Stated problem. Output the entries below exactly as written, omitting pictures.

Given data.

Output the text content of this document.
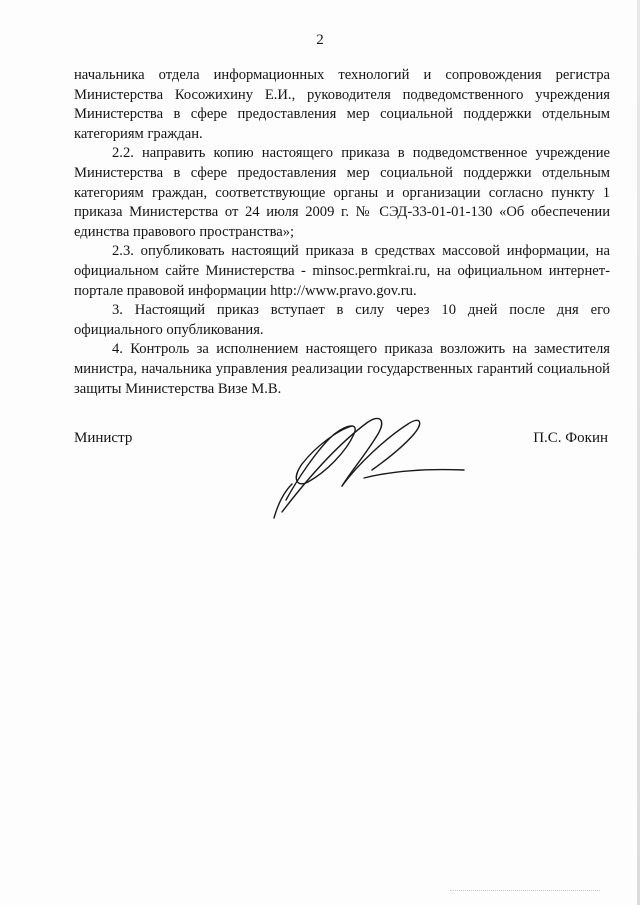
2

начальника отдела информационных технологий и сопровождения регистра Министерства Косожихину Е.И., руководителя подведомственного учреждения Министерства в сфере предоставления мер социальной поддержки отдельным категориям граждан.

2.2. направить копию настоящего приказа в подведомственное учреждение Министерства в сфере предоставления мер социальной поддержки отдельным категориям граждан, соответствующие органы и организации согласно пункту 1 приказа Министерства от 24 июля 2009 г. № СЭД-33-01-01-130 «Об обеспечении единства правового пространства»;

2.3. опубликовать настоящий приказа в средствах массовой информации, на официальном сайте Министерства - minsoc.permkrai.ru, на официальном интернет-портале правовой информации http://www.pravo.gov.ru.

3. Настоящий приказ вступает в силу через 10 дней после дня его официального опубликования.

4. Контроль за исполнением настоящего приказа возложить на заместителя министра, начальника управления реализации государственных гарантий социальной защиты Министерства Визе М.В.

Министр	П.С. Фокин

The response.
Output the text content of this document.
2

начальника отдела информационных технологий и сопровождения регистра Министерства Косожихину Е.И., руководителя подведомственного учреждения Министерства в сфере предоставления мер социальной поддержки отдельным категориям граждан.

2.2. направить копию настоящего приказа в подведомственное учреждение Министерства в сфере предоставления мер социальной поддержки отдельным категориям граждан, соответствующие органы и организации согласно пункту 1 приказа Министерства от 24 июля 2009 г. № СЭД-33-01-01-130 «Об обеспечении единства правового пространства»;

2.3. опубликовать настоящий приказа в средствах массовой информации, на официальном сайте Министерства - minsoc.permkrai.ru, на официальном интернет-портале правовой информации http://www.pravo.gov.ru.

3. Настоящий приказ вступает в силу через 10 дней после дня его официального опубликования.

4. Контроль за исполнением настоящего приказа возложить на заместителя министра, начальника управления реализации государственных гарантий социальной защиты Министерства Визе М.В.

Министр	П.С. Фокин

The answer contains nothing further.